Passage for review =>
Margaret "Peg" Kovar, Walnut Creek's first female mayor, died Friday. She was 77.
Kovar, a 45-year resident of Walnut Creek, died from complications following surgery at Kaiser Permanente Medical Center in Walnut Creek.
Kovar was not only a mayor and councilwoman, but left a legacy that helped build a foundation for women in Contra Costa County, according to her longtime friend, former Mayor Gwen Regalia.
"She was a pioneer," said Regalia. "She was more than just a somebody."
Active in the League of Women Voters in the 1960s, Kovar became involved in Walnut Creek politics after a developer proposed to build condominiums on what is now the Shell Ridge Open Space. She helped lead a group to get a $6 million bond passed to purchase the 1,800 acres of land so it could remain untouched forever. Kovar Trail on Shell Ridge is named for her.
"It was the right time, " Kovar said to the Times in 1999. "It was before sky-high inflation and before Proposition 13. People actually put their hands in their pockets and agreed to buy it."
She went on to become the first president of Save Mount Diablo. Shortly after that, Regalia talked Kovar into running for City Council. Kovar said she would do it as long as Regalia managed the campaign. So out they went, each having a 4-year-old child at the time, they held more than 70 coffees and rented an office downtown for their campaign headquarters.
"Let me tell you, the men, and some of the women, in this town thought (a woman running for council) was outrageous," Regalia said.

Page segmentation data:
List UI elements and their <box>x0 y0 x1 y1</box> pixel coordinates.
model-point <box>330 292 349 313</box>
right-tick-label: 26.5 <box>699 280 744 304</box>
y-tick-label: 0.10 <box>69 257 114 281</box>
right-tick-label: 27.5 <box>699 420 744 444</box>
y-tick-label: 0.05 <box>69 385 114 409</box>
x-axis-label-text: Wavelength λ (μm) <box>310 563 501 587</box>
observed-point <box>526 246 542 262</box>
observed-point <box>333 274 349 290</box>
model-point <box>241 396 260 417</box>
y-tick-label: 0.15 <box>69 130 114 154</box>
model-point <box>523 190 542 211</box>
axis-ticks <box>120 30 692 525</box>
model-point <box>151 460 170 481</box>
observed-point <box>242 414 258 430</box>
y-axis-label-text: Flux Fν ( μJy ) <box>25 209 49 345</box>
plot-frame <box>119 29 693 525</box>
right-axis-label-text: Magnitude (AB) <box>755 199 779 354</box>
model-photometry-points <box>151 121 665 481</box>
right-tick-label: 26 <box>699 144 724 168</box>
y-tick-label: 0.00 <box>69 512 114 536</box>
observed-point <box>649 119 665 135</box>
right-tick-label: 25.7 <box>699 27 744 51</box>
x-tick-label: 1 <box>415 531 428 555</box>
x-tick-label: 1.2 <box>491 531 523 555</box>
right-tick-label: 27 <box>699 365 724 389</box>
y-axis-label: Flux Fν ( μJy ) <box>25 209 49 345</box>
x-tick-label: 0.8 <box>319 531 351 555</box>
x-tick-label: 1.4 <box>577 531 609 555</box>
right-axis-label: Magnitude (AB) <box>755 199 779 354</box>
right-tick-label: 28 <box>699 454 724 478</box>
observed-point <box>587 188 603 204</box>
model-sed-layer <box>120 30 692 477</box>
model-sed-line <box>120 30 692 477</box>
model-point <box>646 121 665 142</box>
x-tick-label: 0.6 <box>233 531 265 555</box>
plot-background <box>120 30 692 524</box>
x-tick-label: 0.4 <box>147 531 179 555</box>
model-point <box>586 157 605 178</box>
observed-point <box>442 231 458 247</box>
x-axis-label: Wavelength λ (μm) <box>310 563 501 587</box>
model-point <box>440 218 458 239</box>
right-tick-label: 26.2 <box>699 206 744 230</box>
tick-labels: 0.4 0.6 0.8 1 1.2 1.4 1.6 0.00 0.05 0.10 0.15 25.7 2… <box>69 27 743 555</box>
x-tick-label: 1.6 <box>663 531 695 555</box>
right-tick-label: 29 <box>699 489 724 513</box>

Instructions to follow =>
Can you carry on the article about Peg Kovar's life, picking up after its last sentence? These rows were drawn from a separate source.

Reply to the task =>
Kovar, 38 at the time, defeated the seated mayor. She would go on to serve three stints as mayor, once while she was pregnant with her fourth child.
"The guys (on the council) said 'you can't be mayor and have a baby,' and she said 'Jim was mayor and had a baby,' " said Regalia. "That's how she was, assertive without being aggressive."
During her time as mayor, Kovar helped lay the groundwork for the Lesher Center for the Arts and helped create the two redevelopment agencies in the city. In 1982, she ran for state Assembly against Bill Baker, but lost.
Kovar left the council in 1985 when her husband was moved to the Pentagon for two years in Washington D.C. But when she came back to Walnut Creek Kovar was involved as ever.
She went on to serve on the Walnut Creek Arts Council, the Chamber of Commerce board, museum director of Shadelands Historical Museum, executive director of the Diablo Valley Foundation for the Aging and served 14 years as the Executive Director of the Contra Costa County Mayors' Conference. She later was involved in her church, Walnut Creek's Action for Beauty Council and Sister Cities.
Behind her all the way for 48 years of marriage, was her husband Fred Kovar, he even walked precincts to help get her elected in the early days. The pair met in St. Louis when she worked in the psychology department at Washington University where Fred Kovar was a graduate student.
They met on a double date, said Fred Kovar.
"She was the other guy's date," he said.
They moved to Livermore when Fred Kovar got a job with the Lawrence Livermore lab. But in 1966 they moved to Walnut Creek because Peg Kovar loved the city, he said.
"She liked the dynamism of the town, the beauty of the surrounding hills and the people in the city," he said.
Peg Kovar leaves behind her husband, four children and four grandchildren. Services will be held 10 a.m. Thursday at St. John Vianney Catholic Church in Walnut Creek.